● **Exercise prompt**
Only a number is expected: how many lines in the data below contain the word "достижения".

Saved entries

□ □ □ □

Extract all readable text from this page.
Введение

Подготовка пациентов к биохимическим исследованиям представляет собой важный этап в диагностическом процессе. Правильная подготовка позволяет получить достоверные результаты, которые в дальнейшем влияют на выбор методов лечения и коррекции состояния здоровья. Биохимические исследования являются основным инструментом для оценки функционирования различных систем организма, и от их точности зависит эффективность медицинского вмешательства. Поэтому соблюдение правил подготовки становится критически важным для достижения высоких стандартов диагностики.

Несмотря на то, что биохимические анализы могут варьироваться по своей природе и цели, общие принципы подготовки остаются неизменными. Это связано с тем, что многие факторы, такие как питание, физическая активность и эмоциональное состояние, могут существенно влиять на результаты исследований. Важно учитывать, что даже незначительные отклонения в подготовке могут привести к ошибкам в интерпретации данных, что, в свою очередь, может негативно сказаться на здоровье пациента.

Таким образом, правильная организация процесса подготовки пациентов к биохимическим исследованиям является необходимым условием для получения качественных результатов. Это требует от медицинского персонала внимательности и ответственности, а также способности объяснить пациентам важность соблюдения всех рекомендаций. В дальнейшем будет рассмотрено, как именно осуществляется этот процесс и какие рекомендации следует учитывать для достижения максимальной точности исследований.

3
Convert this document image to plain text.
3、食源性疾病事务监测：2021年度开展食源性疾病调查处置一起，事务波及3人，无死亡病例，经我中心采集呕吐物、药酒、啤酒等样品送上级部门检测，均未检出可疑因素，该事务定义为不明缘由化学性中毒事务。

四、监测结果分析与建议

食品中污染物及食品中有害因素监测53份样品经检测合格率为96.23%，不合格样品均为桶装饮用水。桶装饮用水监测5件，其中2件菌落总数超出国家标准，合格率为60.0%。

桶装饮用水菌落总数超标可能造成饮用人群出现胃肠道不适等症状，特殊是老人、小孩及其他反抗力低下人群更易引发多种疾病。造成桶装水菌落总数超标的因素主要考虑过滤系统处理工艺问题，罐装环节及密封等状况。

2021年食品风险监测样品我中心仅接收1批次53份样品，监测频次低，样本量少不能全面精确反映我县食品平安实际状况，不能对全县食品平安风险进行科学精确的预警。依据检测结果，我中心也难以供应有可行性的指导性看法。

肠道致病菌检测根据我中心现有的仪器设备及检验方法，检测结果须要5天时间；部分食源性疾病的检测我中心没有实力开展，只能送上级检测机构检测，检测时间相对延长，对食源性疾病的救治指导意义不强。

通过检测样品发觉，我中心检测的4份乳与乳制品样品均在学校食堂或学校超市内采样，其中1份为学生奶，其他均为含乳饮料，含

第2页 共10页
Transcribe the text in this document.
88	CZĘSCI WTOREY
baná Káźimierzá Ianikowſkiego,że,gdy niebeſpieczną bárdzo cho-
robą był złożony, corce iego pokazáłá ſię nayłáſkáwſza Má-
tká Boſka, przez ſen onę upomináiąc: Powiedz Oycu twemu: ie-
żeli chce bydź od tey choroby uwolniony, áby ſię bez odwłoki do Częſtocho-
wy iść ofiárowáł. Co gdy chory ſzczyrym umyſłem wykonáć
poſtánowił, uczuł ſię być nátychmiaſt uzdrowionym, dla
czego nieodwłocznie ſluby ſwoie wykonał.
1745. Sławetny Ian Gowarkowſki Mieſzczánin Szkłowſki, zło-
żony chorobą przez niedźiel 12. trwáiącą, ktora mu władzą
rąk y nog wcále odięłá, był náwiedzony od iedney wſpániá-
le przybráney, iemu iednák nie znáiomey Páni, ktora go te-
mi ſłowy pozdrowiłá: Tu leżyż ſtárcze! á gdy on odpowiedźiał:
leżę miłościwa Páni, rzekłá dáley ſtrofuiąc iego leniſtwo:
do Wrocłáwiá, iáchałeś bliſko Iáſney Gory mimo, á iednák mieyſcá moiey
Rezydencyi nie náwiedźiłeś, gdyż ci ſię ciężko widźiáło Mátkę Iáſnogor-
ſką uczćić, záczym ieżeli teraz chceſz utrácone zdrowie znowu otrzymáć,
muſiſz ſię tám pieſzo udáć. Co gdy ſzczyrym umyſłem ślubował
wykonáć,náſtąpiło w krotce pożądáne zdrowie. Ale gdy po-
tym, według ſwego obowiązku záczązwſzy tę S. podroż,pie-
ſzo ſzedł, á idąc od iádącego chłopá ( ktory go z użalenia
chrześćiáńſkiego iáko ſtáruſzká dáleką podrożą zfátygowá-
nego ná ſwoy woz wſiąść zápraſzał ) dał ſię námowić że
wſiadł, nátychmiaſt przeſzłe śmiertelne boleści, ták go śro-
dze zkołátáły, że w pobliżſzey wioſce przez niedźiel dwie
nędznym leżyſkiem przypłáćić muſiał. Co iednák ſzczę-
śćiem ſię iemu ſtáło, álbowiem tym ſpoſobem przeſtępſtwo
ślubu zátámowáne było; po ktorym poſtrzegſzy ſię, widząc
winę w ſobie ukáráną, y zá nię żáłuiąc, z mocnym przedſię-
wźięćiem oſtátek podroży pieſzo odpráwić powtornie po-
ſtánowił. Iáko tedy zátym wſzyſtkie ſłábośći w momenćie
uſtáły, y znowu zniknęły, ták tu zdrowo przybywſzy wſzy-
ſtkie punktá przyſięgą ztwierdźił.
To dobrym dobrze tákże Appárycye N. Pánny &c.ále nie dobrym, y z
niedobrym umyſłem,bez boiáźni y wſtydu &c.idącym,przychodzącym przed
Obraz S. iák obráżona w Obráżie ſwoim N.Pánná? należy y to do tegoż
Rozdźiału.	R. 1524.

□ □ □ □

● **Solution for this task**
2